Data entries

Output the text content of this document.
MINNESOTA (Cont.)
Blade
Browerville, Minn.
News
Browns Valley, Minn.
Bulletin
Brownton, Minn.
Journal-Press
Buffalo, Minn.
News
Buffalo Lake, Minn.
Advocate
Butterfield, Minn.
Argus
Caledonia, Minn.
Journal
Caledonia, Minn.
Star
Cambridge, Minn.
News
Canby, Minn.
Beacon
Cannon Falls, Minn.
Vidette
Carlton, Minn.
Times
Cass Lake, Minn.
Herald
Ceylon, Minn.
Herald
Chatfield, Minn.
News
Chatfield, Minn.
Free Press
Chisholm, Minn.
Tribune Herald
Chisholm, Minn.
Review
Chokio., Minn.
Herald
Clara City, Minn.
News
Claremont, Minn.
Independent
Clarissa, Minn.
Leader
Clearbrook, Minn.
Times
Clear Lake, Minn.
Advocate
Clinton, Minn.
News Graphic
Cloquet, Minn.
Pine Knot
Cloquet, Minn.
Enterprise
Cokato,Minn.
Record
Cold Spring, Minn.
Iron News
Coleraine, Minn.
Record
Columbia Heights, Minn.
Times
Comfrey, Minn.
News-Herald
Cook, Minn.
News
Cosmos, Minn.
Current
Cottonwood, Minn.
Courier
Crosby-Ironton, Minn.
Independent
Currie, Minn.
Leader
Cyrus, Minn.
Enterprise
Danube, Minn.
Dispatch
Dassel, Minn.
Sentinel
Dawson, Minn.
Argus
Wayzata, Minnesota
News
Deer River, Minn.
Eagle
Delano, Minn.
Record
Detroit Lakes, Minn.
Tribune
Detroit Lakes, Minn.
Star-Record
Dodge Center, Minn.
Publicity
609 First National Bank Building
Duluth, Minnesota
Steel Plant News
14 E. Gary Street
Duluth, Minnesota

EXERCISE REQUIREMENTS: Copy the data above exactly. Every line must be included.

FULL ANSWER:
Output the text content of this document.
MINNESOTA (Cont.)
Blade
Browerville, Minn.
News
Browns Valley, Minn.
Bulletin
Brownton, Minn.
Journal-Press
Buffalo, Minn.
News
Buffalo Lake, Minn.
Advocate
Butterfield, Minn.
Argus
Caledonia, Minn.
Journal
Caledonia, Minn.
Star
Cambridge, Minn.
News
Canby, Minn.
Beacon
Cannon Falls, Minn.
Vidette
Carlton, Minn.
Times
Cass Lake, Minn.
Herald
Ceylon, Minn.
Herald
Chatfield, Minn.
News
Chatfield, Minn.
Free Press
Chisholm, Minn.
Tribune Herald
Chisholm, Minn.
Review
Chokio., Minn.
Herald
Clara City, Minn.
News
Claremont, Minn.
Independent
Clarissa, Minn.
Leader
Clearbrook, Minn.
Times
Clear Lake, Minn.
Advocate
Clinton, Minn.
News Graphic
Cloquet, Minn.
Pine Knot
Cloquet, Minn.
Enterprise
Cokato,Minn.
Record
Cold Spring, Minn.
Iron News
Coleraine, Minn.
Record
Columbia Heights, Minn.
Times
Comfrey, Minn.
News-Herald
Cook, Minn.
News
Cosmos, Minn.
Current
Cottonwood, Minn.
Courier
Crosby-Ironton, Minn.
Independent
Currie, Minn.
Leader
Cyrus, Minn.
Enterprise
Danube, Minn.
Dispatch
Dassel, Minn.
Sentinel
Dawson, Minn.
Argus
Wayzata, Minnesota
News
Deer River, Minn.
Eagle
Delano, Minn.
Record
Detroit Lakes, Minn.
Tribune
Detroit Lakes, Minn.
Star-Record
Dodge Center, Minn.
Publicity
609 First National Bank Building
Duluth, Minnesota
Steel Plant News
14 E. Gary Street
Duluth, Minnesota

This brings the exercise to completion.